--- begin SOURCE MATERIAL ---

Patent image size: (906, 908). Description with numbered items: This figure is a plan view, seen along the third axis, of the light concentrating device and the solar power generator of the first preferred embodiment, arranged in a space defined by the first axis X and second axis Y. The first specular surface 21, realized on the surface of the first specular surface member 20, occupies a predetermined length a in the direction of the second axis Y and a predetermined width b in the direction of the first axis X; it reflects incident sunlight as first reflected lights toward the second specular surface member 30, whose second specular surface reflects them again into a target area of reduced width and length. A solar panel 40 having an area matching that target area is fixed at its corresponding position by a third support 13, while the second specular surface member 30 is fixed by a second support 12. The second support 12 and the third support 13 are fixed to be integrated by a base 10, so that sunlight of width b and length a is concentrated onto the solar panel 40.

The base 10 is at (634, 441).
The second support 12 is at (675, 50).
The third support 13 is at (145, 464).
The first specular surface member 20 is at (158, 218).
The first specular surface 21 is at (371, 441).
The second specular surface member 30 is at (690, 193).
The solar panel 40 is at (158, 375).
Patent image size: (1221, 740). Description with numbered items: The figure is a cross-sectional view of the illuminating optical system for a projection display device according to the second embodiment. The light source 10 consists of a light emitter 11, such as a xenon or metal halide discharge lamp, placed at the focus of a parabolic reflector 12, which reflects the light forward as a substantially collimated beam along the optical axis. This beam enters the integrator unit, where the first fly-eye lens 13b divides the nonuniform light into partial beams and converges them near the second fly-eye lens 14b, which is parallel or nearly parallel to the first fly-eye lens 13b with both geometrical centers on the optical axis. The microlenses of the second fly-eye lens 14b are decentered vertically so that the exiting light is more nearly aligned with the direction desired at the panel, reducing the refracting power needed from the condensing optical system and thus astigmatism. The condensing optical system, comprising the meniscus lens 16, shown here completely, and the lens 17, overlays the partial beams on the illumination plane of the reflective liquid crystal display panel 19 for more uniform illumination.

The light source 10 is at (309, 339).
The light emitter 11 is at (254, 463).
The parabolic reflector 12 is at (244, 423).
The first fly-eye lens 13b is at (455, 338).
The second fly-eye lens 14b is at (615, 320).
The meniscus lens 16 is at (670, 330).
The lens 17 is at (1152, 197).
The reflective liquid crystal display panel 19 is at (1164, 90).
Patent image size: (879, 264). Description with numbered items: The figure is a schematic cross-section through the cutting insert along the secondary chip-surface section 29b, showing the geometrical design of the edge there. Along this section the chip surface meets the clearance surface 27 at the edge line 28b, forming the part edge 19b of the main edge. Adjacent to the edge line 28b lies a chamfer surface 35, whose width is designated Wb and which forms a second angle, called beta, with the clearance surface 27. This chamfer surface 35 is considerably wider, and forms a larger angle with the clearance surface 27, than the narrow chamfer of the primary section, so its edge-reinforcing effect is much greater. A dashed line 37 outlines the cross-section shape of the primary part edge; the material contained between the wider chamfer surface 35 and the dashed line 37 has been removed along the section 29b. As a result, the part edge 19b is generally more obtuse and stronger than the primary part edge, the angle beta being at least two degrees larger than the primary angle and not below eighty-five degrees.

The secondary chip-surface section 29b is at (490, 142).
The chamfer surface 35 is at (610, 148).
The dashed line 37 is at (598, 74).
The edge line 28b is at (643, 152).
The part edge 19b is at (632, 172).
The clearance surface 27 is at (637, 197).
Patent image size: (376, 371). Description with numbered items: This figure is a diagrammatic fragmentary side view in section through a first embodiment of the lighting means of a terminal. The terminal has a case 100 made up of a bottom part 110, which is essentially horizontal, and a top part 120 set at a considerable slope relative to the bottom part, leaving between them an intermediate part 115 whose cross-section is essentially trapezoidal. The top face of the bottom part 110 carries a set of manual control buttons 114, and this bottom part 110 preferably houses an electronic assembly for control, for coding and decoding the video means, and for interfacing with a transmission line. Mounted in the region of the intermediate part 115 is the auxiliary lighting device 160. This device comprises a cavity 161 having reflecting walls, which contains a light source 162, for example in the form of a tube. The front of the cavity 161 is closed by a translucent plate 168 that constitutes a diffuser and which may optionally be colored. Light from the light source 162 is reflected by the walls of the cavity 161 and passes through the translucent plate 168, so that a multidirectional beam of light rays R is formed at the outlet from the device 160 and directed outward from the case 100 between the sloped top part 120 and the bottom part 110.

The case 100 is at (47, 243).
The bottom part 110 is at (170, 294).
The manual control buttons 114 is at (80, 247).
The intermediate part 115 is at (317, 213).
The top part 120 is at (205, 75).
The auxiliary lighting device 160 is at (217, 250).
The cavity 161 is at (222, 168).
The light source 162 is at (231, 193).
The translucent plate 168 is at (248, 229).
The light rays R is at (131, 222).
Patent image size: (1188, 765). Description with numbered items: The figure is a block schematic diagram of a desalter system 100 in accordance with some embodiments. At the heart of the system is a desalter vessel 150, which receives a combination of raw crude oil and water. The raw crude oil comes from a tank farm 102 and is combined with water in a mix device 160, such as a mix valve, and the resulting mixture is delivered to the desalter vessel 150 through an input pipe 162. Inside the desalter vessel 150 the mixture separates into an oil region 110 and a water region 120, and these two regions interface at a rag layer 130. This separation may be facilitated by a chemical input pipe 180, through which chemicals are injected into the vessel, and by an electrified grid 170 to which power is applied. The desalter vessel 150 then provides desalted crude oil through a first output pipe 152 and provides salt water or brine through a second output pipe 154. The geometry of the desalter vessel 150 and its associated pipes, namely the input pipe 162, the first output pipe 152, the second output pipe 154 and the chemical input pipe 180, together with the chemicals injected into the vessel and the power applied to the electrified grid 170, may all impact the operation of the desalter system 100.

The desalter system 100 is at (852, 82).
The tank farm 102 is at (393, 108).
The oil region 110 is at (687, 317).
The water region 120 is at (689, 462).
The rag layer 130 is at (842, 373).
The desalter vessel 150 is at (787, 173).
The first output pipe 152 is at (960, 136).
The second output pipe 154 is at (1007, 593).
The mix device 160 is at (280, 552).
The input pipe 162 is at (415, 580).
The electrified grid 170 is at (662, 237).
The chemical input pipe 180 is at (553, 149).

--- end SOURCE MATERIAL ---

WHAT YOU HAVE TO DO:
Please copy out every line of the listing above, word for word and in the same order.

RESULT FOR THIS EXERCISE:
Patent image size: (906, 908). Description with numbered items: This figure is a plan view, seen along the third axis, of the light concentrating device and the solar power generator of the first preferred embodiment, arranged in a space defined by the first axis X and second axis Y. The first specular surface 21, realized on the surface of the first specular surface member 20, occupies a predetermined length a in the direction of the second axis Y and a predetermined width b in the direction of the first axis X; it reflects incident sunlight as first reflected lights toward the second specular surface member 30, whose second specular surface reflects them again into a target area of reduced width and length. A solar panel 40 having an area matching that target area is fixed at its corresponding position by a third support 13, while the second specular surface member 30 is fixed by a second support 12. The second support 12 and the third support 13 are fixed to be integrated by a base 10, so that sunlight of width b and length a is concentrated onto the solar panel 40.

The base 10 is at (634, 441).
The second support 12 is at (675, 50).
The third support 13 is at (145, 464).
The first specular surface member 20 is at (158, 218).
The first specular surface 21 is at (371, 441).
The second specular surface member 30 is at (690, 193).
The solar panel 40 is at (158, 375).
Patent image size: (1221, 740). Description with numbered items: The figure is a cross-sectional view of the illuminating optical system for a projection display device according to the second embodiment. The light source 10 consists of a light emitter 11, such as a xenon or metal halide discharge lamp, placed at the focus of a parabolic reflector 12, which reflects the light forward as a substantially collimated beam along the optical axis. This beam enters the integrator unit, where the first fly-eye lens 13b divides the nonuniform light into partial beams and converges them near the second fly-eye lens 14b, which is parallel or nearly parallel to the first fly-eye lens 13b with both geometrical centers on the optical axis. The microlenses of the second fly-eye lens 14b are decentered vertically so that the exiting light is more nearly aligned with the direction desired at the panel, reducing the refracting power needed from the condensing optical system and thus astigmatism. The condensing optical system, comprising the meniscus lens 16, shown here completely, and the lens 17, overlays the partial beams on the illumination plane of the reflective liquid crystal display panel 19 for more uniform illumination.

The light source 10 is at (309, 339).
The light emitter 11 is at (254, 463).
The parabolic reflector 12 is at (244, 423).
The first fly-eye lens 13b is at (455, 338).
The second fly-eye lens 14b is at (615, 320).
The meniscus lens 16 is at (670, 330).
The lens 17 is at (1152, 197).
The reflective liquid crystal display panel 19 is at (1164, 90).
Patent image size: (879, 264). Description with numbered items: The figure is a schematic cross-section through the cutting insert along the secondary chip-surface section 29b, showing the geometrical design of the edge there. Along this section the chip surface meets the clearance surface 27 at the edge line 28b, forming the part edge 19b of the main edge. Adjacent to the edge line 28b lies a chamfer surface 35, whose width is designated Wb and which forms a second angle, called beta, with the clearance surface 27. This chamfer surface 35 is considerably wider, and forms a larger angle with the clearance surface 27, than the narrow chamfer of the primary section, so its edge-reinforcing effect is much greater. A dashed line 37 outlines the cross-section shape of the primary part edge; the material contained between the wider chamfer surface 35 and the dashed line 37 has been removed along the section 29b. As a result, the part edge 19b is generally more obtuse and stronger than the primary part edge, the angle beta being at least two degrees larger than the primary angle and not below eighty-five degrees.

The secondary chip-surface section 29b is at (490, 142).
The chamfer surface 35 is at (610, 148).
The dashed line 37 is at (598, 74).
The edge line 28b is at (643, 152).
The part edge 19b is at (632, 172).
The clearance surface 27 is at (637, 197).
Patent image size: (376, 371). Description with numbered items: This figure is a diagrammatic fragmentary side view in section through a first embodiment of the lighting means of a terminal. The terminal has a case 100 made up of a bottom part 110, which is essentially horizontal, and a top part 120 set at a considerable slope relative to the bottom part, leaving between them an intermediate part 115 whose cross-section is essentially trapezoidal. The top face of the bottom part 110 carries a set of manual control buttons 114, and this bottom part 110 preferably houses an electronic assembly for control, for coding and decoding the video means, and for interfacing with a transmission line. Mounted in the region of the intermediate part 115 is the auxiliary lighting device 160. This device comprises a cavity 161 having reflecting walls, which contains a light source 162, for example in the form of a tube. The front of the cavity 161 is closed by a translucent plate 168 that constitutes a diffuser and which may optionally be colored. Light from the light source 162 is reflected by the walls of the cavity 161 and passes through the translucent plate 168, so that a multidirectional beam of light rays R is formed at the outlet from the device 160 and directed outward from the case 100 between the sloped top part 120 and the bottom part 110.

The case 100 is at (47, 243).
The bottom part 110 is at (170, 294).
The manual control buttons 114 is at (80, 247).
The intermediate part 115 is at (317, 213).
The top part 120 is at (205, 75).
The auxiliary lighting device 160 is at (217, 250).
The cavity 161 is at (222, 168).
The light source 162 is at (231, 193).
The translucent plate 168 is at (248, 229).
The light rays R is at (131, 222).
Patent image size: (1188, 765). Description with numbered items: The figure is a block schematic diagram of a desalter system 100 in accordance with some embodiments. At the heart of the system is a desalter vessel 150, which receives a combination of raw crude oil and water. The raw crude oil comes from a tank farm 102 and is combined with water in a mix device 160, such as a mix valve, and the resulting mixture is delivered to the desalter vessel 150 through an input pipe 162. Inside the desalter vessel 150 the mixture separates into an oil region 110 and a water region 120, and these two regions interface at a rag layer 130. This separation may be facilitated by a chemical input pipe 180, through which chemicals are injected into the vessel, and by an electrified grid 170 to which power is applied. The desalter vessel 150 then provides desalted crude oil through a first output pipe 152 and provides salt water or brine through a second output pipe 154. The geometry of the desalter vessel 150 and its associated pipes, namely the input pipe 162, the first output pipe 152, the second output pipe 154 and the chemical input pipe 180, together with the chemicals injected into the vessel and the power applied to the electrified grid 170, may all impact the operation of the desalter system 100.

The desalter system 100 is at (852, 82).
The tank farm 102 is at (393, 108).
The oil region 110 is at (687, 317).
The water region 120 is at (689, 462).
The rag layer 130 is at (842, 373).
The desalter vessel 150 is at (787, 173).
The first output pipe 152 is at (960, 136).
The second output pipe 154 is at (1007, 593).
The mix device 160 is at (280, 552).
The input pipe 162 is at (415, 580).
The electrified grid 170 is at (662, 237).
The chemical input pipe 180 is at (553, 149).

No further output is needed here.